[Recorded data]
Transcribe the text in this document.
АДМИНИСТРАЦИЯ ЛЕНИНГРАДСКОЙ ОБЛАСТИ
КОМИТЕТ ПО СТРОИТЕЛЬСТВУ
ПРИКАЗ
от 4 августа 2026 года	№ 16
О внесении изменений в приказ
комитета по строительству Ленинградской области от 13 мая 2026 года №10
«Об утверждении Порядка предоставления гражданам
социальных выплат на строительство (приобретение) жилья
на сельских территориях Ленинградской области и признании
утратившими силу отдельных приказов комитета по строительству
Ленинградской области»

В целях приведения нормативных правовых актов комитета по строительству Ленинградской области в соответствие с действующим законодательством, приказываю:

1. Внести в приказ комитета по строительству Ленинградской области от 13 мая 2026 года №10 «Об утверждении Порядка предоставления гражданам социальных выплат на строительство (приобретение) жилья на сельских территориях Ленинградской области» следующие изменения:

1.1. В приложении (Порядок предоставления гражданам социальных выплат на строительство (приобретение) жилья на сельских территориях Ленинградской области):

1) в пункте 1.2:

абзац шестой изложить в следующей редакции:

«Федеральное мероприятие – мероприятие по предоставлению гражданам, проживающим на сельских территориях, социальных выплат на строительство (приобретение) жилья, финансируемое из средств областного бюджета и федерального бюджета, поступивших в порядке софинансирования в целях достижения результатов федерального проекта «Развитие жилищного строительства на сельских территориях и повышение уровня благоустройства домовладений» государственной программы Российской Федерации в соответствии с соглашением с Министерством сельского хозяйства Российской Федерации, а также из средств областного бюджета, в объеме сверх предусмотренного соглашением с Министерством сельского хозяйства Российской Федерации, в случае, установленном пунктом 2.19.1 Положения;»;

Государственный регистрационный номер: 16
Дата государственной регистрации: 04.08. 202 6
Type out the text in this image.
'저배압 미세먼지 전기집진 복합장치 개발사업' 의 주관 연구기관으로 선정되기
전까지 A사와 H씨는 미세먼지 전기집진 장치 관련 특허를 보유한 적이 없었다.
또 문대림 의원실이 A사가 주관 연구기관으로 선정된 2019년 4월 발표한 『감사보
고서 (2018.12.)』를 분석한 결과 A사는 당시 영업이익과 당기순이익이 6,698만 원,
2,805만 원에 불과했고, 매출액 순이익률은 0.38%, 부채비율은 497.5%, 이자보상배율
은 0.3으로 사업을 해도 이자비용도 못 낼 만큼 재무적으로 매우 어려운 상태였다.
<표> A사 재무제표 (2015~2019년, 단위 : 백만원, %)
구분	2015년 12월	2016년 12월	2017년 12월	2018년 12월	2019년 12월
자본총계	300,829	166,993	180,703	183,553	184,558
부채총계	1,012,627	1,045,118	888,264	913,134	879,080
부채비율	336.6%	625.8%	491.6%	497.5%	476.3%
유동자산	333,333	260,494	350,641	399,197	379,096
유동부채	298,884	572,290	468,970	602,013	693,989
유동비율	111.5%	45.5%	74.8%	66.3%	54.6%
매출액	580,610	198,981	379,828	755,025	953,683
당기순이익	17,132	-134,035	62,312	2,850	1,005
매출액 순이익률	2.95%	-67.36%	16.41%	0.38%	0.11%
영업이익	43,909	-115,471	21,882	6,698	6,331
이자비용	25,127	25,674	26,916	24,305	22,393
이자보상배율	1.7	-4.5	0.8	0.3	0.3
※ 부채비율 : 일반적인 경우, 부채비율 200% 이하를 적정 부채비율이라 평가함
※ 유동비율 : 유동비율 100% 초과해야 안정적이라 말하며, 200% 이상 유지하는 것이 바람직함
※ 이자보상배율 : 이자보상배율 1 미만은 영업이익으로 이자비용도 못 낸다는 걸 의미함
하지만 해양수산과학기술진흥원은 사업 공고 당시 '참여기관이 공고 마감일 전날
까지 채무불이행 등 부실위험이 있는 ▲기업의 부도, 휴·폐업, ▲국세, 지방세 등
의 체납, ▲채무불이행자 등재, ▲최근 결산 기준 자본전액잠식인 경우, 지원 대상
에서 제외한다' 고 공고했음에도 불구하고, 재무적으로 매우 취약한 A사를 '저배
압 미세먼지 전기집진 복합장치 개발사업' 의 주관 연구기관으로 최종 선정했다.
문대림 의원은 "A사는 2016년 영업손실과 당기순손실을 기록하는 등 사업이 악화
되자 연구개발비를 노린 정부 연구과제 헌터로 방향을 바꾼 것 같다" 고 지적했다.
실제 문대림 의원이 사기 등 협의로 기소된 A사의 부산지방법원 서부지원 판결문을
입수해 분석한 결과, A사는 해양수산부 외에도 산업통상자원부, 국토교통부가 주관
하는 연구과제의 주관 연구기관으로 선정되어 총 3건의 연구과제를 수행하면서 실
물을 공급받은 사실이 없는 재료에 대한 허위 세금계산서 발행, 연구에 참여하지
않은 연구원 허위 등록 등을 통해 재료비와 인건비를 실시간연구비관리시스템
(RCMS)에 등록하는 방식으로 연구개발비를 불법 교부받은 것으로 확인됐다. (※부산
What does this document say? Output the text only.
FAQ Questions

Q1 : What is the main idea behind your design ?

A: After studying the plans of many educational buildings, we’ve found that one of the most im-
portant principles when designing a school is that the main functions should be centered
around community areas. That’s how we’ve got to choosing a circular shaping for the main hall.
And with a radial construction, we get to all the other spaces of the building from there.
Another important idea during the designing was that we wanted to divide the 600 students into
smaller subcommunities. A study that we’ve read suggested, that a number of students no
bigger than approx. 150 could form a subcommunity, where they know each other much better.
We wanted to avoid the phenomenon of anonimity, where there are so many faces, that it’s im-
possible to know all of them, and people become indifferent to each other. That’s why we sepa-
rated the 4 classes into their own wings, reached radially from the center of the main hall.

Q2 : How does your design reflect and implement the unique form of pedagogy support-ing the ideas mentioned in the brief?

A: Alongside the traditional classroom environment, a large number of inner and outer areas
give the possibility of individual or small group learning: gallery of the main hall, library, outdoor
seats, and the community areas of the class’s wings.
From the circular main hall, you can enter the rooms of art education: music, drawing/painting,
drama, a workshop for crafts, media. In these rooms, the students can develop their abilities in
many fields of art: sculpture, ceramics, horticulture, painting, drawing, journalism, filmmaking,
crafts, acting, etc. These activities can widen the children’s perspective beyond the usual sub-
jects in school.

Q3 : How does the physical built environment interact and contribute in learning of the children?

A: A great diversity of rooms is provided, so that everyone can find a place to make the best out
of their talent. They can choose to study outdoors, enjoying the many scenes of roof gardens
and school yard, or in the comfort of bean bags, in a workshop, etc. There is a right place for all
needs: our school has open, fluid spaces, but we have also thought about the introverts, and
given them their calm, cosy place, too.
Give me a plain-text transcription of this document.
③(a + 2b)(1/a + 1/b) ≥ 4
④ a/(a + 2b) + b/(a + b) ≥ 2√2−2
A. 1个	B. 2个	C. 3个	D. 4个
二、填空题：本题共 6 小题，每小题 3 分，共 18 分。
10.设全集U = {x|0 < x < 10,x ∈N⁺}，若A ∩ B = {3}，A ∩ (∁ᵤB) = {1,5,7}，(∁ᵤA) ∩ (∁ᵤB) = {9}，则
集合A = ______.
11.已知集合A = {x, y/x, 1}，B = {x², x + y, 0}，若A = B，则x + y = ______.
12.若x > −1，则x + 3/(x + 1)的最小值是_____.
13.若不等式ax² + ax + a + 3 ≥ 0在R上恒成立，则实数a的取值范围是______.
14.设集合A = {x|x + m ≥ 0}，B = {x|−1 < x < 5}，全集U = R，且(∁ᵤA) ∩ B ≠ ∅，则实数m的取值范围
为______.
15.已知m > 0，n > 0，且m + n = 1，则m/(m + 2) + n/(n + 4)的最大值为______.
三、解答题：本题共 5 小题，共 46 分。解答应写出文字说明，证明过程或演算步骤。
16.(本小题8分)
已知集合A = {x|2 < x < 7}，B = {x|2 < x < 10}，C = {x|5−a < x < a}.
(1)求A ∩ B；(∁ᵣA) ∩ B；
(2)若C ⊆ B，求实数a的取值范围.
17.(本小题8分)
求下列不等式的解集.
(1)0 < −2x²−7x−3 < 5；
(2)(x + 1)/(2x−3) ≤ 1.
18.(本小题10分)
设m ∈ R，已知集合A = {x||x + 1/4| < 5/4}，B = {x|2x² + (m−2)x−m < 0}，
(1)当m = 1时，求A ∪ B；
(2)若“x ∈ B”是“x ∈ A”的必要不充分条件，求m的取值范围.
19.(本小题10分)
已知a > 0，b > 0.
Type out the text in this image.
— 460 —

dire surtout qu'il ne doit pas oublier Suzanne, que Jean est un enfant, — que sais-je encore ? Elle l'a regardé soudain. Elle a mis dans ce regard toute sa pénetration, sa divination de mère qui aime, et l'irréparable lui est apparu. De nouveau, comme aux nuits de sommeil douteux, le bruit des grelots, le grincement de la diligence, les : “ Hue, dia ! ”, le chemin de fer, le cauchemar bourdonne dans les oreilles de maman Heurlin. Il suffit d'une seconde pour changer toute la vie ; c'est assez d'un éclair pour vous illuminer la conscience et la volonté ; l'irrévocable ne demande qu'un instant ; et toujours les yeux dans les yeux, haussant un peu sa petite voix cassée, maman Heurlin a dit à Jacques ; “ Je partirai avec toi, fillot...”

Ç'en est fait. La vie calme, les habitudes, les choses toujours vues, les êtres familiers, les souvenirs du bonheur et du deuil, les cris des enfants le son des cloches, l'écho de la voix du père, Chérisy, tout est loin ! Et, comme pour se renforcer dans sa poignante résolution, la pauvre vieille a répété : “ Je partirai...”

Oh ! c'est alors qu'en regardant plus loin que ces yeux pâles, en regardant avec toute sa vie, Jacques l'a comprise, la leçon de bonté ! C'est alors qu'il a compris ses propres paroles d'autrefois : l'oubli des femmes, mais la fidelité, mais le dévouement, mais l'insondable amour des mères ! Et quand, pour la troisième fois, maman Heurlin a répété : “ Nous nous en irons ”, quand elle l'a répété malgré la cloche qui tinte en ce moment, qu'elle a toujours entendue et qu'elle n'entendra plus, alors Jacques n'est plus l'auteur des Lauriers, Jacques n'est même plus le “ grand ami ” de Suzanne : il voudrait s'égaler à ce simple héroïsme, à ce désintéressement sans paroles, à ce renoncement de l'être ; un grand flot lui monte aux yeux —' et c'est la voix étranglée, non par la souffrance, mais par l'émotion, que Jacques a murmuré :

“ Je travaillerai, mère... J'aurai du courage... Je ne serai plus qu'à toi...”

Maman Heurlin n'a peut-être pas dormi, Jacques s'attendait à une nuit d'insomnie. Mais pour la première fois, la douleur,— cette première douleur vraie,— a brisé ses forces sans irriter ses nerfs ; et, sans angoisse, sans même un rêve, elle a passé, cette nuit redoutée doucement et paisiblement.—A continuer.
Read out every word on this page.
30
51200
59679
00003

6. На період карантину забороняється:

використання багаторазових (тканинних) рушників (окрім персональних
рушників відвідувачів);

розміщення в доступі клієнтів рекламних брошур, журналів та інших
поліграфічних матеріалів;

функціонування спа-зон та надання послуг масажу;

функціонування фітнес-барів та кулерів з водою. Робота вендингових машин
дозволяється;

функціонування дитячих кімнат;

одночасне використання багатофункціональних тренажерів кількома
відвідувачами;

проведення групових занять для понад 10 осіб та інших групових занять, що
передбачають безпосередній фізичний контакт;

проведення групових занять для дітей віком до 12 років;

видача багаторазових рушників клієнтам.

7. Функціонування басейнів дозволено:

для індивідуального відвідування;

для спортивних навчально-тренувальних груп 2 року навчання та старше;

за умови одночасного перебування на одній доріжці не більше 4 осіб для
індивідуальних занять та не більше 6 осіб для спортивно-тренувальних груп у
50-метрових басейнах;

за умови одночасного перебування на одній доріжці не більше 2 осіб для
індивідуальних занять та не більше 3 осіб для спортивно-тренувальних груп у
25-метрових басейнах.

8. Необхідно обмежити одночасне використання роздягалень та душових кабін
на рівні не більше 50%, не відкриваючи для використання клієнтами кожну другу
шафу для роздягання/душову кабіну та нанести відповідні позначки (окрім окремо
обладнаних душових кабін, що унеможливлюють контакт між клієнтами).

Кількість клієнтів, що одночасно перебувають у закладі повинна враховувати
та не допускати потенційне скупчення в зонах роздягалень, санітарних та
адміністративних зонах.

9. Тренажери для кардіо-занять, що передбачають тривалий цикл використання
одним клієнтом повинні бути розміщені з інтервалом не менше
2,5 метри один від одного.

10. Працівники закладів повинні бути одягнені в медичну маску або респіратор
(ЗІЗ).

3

* Aim *
Copy every line in the records above that contains the word "main".

* Solution *
Q1 : What is the main idea behind your design ?
portant principles when designing a school is that the main functions should be centered
around community areas. That’s how we’ve got to choosing a circular shaping for the main hall.
rated the 4 classes into their own wings, reached radially from the center of the main hall.
give the possibility of individual or small group learning: gallery of the main hall, library, outdoor
From the circular main hall, you can enter the rooms of art education: music, drawing/painting,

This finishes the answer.